(Records from a collection of figures)
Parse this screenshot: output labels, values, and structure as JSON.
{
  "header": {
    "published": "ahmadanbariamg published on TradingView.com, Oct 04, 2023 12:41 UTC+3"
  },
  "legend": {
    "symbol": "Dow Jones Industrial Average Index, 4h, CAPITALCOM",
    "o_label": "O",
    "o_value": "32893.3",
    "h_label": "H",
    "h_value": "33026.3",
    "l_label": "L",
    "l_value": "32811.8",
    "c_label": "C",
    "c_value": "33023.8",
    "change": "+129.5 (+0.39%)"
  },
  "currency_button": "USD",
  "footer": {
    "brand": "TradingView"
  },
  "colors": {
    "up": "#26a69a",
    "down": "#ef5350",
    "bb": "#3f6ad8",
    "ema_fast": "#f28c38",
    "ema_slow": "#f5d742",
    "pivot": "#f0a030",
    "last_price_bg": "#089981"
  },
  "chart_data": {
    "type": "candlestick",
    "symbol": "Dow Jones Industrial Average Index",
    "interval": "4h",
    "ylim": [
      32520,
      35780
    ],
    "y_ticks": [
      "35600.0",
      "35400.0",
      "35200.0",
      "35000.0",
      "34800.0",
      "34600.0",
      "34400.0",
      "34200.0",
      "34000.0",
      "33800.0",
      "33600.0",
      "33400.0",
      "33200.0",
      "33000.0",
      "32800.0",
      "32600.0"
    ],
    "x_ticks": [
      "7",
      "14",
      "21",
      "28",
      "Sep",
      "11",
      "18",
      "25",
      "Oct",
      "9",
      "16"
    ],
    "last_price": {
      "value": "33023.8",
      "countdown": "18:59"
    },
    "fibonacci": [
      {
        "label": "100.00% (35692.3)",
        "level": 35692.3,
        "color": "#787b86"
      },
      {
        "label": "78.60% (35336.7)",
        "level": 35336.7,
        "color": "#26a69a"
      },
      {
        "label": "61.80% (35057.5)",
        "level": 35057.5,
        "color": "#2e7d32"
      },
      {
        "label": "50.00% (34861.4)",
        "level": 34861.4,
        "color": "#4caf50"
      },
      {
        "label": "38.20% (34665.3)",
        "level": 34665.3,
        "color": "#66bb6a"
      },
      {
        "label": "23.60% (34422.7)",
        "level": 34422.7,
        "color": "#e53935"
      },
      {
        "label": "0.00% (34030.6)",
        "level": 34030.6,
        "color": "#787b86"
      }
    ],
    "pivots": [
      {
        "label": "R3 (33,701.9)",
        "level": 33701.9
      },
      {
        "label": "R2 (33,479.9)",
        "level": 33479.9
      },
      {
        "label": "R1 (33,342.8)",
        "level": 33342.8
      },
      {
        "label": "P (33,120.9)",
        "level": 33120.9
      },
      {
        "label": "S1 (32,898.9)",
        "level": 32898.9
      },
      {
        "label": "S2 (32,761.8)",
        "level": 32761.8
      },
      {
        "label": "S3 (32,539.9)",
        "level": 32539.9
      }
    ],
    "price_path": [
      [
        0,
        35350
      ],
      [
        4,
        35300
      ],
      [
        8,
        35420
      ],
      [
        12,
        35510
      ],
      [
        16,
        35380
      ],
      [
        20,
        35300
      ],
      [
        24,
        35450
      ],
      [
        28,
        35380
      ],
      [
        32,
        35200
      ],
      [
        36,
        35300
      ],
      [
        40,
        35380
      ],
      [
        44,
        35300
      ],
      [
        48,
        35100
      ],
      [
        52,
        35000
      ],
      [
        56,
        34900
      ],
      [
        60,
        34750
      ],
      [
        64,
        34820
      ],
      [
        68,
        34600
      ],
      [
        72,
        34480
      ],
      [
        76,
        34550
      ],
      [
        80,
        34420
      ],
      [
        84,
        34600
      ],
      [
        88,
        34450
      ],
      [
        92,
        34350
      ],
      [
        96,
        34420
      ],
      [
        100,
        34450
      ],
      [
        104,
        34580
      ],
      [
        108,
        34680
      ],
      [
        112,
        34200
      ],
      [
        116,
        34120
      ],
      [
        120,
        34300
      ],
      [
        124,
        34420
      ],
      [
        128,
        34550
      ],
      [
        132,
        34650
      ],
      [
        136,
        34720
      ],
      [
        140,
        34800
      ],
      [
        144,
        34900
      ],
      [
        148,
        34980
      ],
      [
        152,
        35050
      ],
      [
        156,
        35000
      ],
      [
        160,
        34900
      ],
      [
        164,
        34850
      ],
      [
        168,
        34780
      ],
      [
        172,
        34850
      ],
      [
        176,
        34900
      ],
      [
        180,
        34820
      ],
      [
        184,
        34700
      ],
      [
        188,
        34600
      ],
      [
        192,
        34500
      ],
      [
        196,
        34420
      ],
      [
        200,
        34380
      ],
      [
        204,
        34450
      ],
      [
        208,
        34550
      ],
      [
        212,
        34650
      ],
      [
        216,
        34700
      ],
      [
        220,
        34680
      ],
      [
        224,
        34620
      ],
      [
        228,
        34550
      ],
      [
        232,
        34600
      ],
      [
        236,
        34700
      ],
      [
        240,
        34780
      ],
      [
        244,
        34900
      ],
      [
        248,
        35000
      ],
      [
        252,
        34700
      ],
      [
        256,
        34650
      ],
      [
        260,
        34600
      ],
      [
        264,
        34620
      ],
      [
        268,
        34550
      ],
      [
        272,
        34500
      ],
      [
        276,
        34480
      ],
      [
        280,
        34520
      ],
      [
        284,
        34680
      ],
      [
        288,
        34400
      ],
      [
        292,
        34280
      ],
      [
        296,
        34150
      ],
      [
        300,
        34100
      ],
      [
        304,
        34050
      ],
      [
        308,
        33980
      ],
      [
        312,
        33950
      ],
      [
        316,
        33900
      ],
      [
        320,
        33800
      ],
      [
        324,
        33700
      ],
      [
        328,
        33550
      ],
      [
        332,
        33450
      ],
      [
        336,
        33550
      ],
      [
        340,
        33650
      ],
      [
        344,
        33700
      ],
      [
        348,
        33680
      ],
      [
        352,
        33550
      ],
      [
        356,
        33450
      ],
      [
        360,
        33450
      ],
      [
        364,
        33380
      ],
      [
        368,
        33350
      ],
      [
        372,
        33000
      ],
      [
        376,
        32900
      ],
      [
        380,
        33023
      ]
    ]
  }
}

● **Work to complete**: Go through the records and gather the lines that hold "TradingView".

● **Task answer**:
    "published": "ahmadanbariamg published on TradingView.com, Oct 04, 2023 12:41 UTC+3"
    "brand": "TradingView"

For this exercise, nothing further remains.